Exercise brief: The records should be written out in full, with nothing altered.

Data lines:
+++++
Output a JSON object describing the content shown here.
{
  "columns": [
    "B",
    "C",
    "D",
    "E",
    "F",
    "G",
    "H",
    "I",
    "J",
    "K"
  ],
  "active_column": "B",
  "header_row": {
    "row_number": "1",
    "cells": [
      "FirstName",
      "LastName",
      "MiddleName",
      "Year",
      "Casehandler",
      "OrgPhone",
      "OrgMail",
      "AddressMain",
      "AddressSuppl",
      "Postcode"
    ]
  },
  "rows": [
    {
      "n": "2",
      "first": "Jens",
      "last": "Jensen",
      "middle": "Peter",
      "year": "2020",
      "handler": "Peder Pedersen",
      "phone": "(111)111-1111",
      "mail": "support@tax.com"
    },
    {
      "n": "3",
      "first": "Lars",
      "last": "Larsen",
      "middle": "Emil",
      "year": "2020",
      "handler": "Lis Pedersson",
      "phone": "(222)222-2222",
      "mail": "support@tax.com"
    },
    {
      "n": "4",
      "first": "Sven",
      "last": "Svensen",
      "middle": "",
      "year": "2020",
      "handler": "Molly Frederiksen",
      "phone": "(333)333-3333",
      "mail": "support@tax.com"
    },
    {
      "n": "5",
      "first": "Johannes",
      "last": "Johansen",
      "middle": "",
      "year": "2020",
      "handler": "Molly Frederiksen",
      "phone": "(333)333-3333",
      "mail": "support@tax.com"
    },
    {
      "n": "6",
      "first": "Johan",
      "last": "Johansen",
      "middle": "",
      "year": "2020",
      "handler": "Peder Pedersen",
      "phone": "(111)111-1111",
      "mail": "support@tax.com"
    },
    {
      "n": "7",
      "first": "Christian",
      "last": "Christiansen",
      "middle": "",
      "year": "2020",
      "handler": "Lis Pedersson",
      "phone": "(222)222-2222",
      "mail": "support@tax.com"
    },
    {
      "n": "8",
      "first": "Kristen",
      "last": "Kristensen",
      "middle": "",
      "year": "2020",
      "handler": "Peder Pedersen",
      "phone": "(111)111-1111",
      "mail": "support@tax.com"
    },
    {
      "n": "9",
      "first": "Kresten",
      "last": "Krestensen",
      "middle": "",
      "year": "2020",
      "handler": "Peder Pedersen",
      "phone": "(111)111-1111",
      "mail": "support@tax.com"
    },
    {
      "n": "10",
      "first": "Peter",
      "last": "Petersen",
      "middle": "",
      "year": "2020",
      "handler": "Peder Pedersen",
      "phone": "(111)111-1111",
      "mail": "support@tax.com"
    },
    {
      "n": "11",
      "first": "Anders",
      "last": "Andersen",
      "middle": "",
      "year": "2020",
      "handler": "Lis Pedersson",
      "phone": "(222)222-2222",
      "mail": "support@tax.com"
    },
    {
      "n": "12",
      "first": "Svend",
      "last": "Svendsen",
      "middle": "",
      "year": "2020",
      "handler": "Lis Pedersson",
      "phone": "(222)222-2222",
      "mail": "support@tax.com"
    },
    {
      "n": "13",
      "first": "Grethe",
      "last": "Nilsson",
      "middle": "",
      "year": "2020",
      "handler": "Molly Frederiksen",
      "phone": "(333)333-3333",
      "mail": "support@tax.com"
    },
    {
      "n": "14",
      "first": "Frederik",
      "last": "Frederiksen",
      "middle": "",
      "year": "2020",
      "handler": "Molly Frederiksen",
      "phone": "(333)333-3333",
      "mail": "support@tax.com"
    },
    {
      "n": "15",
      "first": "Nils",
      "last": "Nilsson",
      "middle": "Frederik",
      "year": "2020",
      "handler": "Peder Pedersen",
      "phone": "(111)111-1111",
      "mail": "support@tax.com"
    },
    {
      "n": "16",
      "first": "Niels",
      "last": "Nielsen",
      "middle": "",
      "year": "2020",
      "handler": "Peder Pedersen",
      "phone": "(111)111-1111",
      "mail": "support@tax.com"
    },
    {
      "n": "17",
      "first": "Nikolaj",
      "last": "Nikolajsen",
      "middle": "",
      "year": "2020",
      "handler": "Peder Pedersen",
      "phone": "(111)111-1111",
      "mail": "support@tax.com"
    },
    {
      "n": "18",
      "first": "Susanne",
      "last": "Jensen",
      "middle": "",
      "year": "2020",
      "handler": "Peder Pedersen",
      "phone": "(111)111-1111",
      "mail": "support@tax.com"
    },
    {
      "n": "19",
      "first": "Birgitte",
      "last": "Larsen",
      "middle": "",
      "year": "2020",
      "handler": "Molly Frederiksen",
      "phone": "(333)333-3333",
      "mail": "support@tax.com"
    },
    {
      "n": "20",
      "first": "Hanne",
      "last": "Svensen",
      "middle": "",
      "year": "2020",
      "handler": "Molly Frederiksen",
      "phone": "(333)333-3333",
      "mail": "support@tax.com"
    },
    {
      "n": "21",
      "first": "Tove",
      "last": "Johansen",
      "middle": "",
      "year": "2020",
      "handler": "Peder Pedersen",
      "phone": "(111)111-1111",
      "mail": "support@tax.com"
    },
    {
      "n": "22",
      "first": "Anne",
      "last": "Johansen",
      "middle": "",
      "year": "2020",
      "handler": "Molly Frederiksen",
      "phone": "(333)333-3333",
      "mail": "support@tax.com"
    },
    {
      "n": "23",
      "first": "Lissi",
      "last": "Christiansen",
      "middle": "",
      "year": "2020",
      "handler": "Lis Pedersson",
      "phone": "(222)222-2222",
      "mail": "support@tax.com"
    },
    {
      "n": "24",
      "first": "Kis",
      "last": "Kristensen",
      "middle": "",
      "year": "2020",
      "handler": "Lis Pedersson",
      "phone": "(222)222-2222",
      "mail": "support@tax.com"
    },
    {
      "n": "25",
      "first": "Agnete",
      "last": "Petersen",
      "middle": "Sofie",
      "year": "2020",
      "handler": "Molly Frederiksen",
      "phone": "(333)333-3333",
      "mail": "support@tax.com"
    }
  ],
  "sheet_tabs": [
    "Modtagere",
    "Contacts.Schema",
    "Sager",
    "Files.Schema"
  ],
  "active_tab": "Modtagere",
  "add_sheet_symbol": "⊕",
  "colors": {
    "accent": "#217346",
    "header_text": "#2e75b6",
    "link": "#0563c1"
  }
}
+++++
Solved problem:
Output a JSON object describing the content shown here.
{
  "columns": [
    "B",
    "C",
    "D",
    "E",
    "F",
    "G",
    "H",
    "I",
    "J",
    "K"
  ],
  "active_column": "B",
  "header_row": {
    "row_number": "1",
    "cells": [
      "FirstName",
      "LastName",
      "MiddleName",
      "Year",
      "Casehandler",
      "OrgPhone",
      "OrgMail",
      "AddressMain",
      "AddressSuppl",
      "Postcode"
    ]
  },
  "rows": [
    {
      "n": "2",
      "first": "Jens",
      "last": "Jensen",
      "middle": "Peter",
      "year": "2020",
      "handler": "Peder Pedersen",
      "phone": "(111)111-1111",
      "mail": "support@tax.com"
    },
    {
      "n": "3",
      "first": "Lars",
      "last": "Larsen",
      "middle": "Emil",
      "year": "2020",
      "handler": "Lis Pedersson",
      "phone": "(222)222-2222",
      "mail": "support@tax.com"
    },
    {
      "n": "4",
      "first": "Sven",
      "last": "Svensen",
      "middle": "",
      "year": "2020",
      "handler": "Molly Frederiksen",
      "phone": "(333)333-3333",
      "mail": "support@tax.com"
    },
    {
      "n": "5",
      "first": "Johannes",
      "last": "Johansen",
      "middle": "",
      "year": "2020",
      "handler": "Molly Frederiksen",
      "phone": "(333)333-3333",
      "mail": "support@tax.com"
    },
    {
      "n": "6",
      "first": "Johan",
      "last": "Johansen",
      "middle": "",
      "year": "2020",
      "handler": "Peder Pedersen",
      "phone": "(111)111-1111",
      "mail": "support@tax.com"
    },
    {
      "n": "7",
      "first": "Christian",
      "last": "Christiansen",
      "middle": "",
      "year": "2020",
      "handler": "Lis Pedersson",
      "phone": "(222)222-2222",
      "mail": "support@tax.com"
    },
    {
      "n": "8",
      "first": "Kristen",
      "last": "Kristensen",
      "middle": "",
      "year": "2020",
      "handler": "Peder Pedersen",
      "phone": "(111)111-1111",
      "mail": "support@tax.com"
    },
    {
      "n": "9",
      "first": "Kresten",
      "last": "Krestensen",
      "middle": "",
      "year": "2020",
      "handler": "Peder Pedersen",
      "phone": "(111)111-1111",
      "mail": "support@tax.com"
    },
    {
      "n": "10",
      "first": "Peter",
      "last": "Petersen",
      "middle": "",
      "year": "2020",
      "handler": "Peder Pedersen",
      "phone": "(111)111-1111",
      "mail": "support@tax.com"
    },
    {
      "n": "11",
      "first": "Anders",
      "last": "Andersen",
      "middle": "",
      "year": "2020",
      "handler": "Lis Pedersson",
      "phone": "(222)222-2222",
      "mail": "support@tax.com"
    },
    {
      "n": "12",
      "first": "Svend",
      "last": "Svendsen",
      "middle": "",
      "year": "2020",
      "handler": "Lis Pedersson",
      "phone": "(222)222-2222",
      "mail": "support@tax.com"
    },
    {
      "n": "13",
      "first": "Grethe",
      "last": "Nilsson",
      "middle": "",
      "year": "2020",
      "handler": "Molly Frederiksen",
      "phone": "(333)333-3333",
      "mail": "support@tax.com"
    },
    {
      "n": "14",
      "first": "Frederik",
      "last": "Frederiksen",
      "middle": "",
      "year": "2020",
      "handler": "Molly Frederiksen",
      "phone": "(333)333-3333",
      "mail": "support@tax.com"
    },
    {
      "n": "15",
      "first": "Nils",
      "last": "Nilsson",
      "middle": "Frederik",
      "year": "2020",
      "handler": "Peder Pedersen",
      "phone": "(111)111-1111",
      "mail": "support@tax.com"
    },
    {
      "n": "16",
      "first": "Niels",
      "last": "Nielsen",
      "middle": "",
      "year": "2020",
      "handler": "Peder Pedersen",
      "phone": "(111)111-1111",
      "mail": "support@tax.com"
    },
    {
      "n": "17",
      "first": "Nikolaj",
      "last": "Nikolajsen",
      "middle": "",
      "year": "2020",
      "handler": "Peder Pedersen",
      "phone": "(111)111-1111",
      "mail": "support@tax.com"
    },
    {
      "n": "18",
      "first": "Susanne",
      "last": "Jensen",
      "middle": "",
      "year": "2020",
      "handler": "Peder Pedersen",
      "phone": "(111)111-1111",
      "mail": "support@tax.com"
    },
    {
      "n": "19",
      "first": "Birgitte",
      "last": "Larsen",
      "middle": "",
      "year": "2020",
      "handler": "Molly Frederiksen",
      "phone": "(333)333-3333",
      "mail": "support@tax.com"
    },
    {
      "n": "20",
      "first": "Hanne",
      "last": "Svensen",
      "middle": "",
      "year": "2020",
      "handler": "Molly Frederiksen",
      "phone": "(333)333-3333",
      "mail": "support@tax.com"
    },
    {
      "n": "21",
      "first": "Tove",
      "last": "Johansen",
      "middle": "",
      "year": "2020",
      "handler": "Peder Pedersen",
      "phone": "(111)111-1111",
      "mail": "support@tax.com"
    },
    {
      "n": "22",
      "first": "Anne",
      "last": "Johansen",
      "middle": "",
      "year": "2020",
      "handler": "Molly Frederiksen",
      "phone": "(333)333-3333",
      "mail": "support@tax.com"
    },
    {
      "n": "23",
      "first": "Lissi",
      "last": "Christiansen",
      "middle": "",
      "year": "2020",
      "handler": "Lis Pedersson",
      "phone": "(222)222-2222",
      "mail": "support@tax.com"
    },
    {
      "n": "24",
      "first": "Kis",
      "last": "Kristensen",
      "middle": "",
      "year": "2020",
      "handler": "Lis Pedersson",
      "phone": "(222)222-2222",
      "mail": "support@tax.com"
    },
    {
      "n": "25",
      "first": "Agnete",
      "last": "Petersen",
      "middle": "Sofie",
      "year": "2020",
      "handler": "Molly Frederiksen",
      "phone": "(333)333-3333",
      "mail": "support@tax.com"
    }
  ],
  "sheet_tabs": [
    "Modtagere",
    "Contacts.Schema",
    "Sager",
    "Files.Schema"
  ],
  "active_tab": "Modtagere",
  "add_sheet_symbol": "⊕",
  "colors": {
    "accent": "#217346",
    "header_text": "#2e75b6",
    "link": "#0563c1"
  }
}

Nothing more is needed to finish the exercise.